• Task prompt
Scan the records below. List lines holding "世界当神豪".

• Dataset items
....................

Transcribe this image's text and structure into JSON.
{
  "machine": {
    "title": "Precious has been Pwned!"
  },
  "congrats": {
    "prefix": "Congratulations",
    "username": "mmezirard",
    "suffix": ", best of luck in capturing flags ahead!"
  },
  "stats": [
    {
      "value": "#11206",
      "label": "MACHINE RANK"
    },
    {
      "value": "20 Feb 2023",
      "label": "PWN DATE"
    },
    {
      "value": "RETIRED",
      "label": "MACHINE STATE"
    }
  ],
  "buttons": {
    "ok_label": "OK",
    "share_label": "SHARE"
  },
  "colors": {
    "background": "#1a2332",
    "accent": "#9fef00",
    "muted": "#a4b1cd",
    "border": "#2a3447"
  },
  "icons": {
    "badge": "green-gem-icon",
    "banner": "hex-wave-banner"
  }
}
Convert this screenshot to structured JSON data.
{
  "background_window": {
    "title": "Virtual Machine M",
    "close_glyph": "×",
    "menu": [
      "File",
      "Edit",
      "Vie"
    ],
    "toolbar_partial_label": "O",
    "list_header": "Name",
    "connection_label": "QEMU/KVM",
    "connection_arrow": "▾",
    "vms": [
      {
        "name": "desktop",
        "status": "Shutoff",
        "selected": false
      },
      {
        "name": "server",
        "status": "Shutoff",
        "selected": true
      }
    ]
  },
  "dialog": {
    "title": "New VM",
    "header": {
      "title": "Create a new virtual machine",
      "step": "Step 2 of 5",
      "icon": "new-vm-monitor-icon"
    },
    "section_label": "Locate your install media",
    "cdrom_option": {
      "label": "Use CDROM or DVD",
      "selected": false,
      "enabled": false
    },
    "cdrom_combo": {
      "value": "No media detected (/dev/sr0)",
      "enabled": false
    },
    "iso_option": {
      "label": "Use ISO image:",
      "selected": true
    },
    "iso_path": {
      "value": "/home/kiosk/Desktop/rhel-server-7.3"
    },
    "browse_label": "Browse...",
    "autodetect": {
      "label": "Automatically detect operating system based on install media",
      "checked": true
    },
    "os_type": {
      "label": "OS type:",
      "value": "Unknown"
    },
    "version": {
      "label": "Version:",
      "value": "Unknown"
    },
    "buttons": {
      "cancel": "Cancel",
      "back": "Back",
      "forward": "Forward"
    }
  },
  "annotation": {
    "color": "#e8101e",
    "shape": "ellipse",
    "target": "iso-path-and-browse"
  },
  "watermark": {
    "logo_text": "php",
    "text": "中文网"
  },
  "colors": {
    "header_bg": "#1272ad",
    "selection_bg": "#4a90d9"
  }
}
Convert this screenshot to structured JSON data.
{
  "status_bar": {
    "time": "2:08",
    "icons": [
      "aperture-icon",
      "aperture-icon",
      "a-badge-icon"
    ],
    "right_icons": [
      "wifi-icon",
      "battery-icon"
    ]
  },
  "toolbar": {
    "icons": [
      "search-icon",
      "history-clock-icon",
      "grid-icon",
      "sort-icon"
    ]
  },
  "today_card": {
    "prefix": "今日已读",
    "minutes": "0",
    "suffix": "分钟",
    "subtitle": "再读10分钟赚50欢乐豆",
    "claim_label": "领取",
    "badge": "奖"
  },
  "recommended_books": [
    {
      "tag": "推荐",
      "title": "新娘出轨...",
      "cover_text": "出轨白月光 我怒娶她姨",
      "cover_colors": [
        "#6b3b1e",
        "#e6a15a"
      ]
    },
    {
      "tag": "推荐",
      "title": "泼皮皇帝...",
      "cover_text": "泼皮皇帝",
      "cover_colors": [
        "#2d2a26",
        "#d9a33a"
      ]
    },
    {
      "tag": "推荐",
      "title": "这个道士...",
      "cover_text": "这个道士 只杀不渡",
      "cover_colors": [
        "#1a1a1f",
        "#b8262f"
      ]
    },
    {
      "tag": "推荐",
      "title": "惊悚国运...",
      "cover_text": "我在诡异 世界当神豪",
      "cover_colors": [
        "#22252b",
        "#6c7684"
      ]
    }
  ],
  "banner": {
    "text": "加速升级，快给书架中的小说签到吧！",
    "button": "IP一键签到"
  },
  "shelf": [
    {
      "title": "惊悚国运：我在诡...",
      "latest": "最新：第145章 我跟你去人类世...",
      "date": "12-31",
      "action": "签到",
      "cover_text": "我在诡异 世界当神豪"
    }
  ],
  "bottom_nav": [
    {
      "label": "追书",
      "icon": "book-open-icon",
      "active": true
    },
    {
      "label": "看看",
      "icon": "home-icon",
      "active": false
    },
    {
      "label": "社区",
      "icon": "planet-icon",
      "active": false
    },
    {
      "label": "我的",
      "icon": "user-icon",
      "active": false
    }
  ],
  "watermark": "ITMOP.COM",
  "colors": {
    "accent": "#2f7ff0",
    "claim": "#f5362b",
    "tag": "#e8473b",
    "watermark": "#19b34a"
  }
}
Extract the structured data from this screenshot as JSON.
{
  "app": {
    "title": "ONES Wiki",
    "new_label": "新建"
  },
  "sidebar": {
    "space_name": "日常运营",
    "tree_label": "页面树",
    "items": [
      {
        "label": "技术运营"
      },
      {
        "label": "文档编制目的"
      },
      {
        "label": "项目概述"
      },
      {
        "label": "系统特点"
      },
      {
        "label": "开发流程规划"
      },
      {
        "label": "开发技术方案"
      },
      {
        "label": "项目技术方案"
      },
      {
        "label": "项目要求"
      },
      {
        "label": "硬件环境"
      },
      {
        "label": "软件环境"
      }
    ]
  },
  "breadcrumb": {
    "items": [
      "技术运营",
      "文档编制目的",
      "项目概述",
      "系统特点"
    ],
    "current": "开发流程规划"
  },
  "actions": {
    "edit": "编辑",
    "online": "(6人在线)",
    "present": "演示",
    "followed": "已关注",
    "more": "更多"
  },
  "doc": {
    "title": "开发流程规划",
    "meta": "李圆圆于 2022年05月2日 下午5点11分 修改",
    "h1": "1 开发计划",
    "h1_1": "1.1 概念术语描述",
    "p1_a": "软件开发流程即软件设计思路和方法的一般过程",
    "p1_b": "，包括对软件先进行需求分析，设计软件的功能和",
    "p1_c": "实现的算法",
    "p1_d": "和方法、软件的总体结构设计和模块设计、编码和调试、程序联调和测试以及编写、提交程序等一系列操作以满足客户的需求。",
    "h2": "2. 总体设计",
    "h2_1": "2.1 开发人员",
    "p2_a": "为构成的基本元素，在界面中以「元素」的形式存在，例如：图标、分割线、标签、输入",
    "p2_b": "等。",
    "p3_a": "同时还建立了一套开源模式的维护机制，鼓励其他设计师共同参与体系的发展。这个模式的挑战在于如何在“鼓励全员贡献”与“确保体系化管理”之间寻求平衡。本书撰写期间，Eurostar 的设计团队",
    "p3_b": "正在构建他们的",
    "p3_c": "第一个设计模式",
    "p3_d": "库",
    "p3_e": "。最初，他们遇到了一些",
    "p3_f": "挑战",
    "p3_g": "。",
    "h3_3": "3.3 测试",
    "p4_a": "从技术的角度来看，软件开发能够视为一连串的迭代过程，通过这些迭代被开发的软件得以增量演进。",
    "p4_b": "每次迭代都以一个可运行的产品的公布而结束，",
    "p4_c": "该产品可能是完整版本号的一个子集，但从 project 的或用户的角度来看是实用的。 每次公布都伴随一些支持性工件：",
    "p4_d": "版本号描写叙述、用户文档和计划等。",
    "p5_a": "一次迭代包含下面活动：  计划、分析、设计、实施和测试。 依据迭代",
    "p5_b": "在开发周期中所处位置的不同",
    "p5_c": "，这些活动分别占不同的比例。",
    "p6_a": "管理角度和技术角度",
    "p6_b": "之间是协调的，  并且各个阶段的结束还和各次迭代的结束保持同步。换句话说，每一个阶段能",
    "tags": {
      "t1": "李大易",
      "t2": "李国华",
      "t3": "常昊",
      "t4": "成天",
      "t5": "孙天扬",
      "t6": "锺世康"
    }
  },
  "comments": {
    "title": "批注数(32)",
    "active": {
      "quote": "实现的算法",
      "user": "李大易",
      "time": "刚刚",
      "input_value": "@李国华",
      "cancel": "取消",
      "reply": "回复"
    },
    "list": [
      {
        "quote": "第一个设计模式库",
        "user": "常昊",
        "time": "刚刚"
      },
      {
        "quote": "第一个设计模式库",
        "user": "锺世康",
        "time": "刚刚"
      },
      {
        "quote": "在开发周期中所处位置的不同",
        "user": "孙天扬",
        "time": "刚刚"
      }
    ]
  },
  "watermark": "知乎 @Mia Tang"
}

....................

• Task answer
      "cover_text": "我在诡异 世界当神豪",
      "cover_text": "我在诡异 世界当神豪"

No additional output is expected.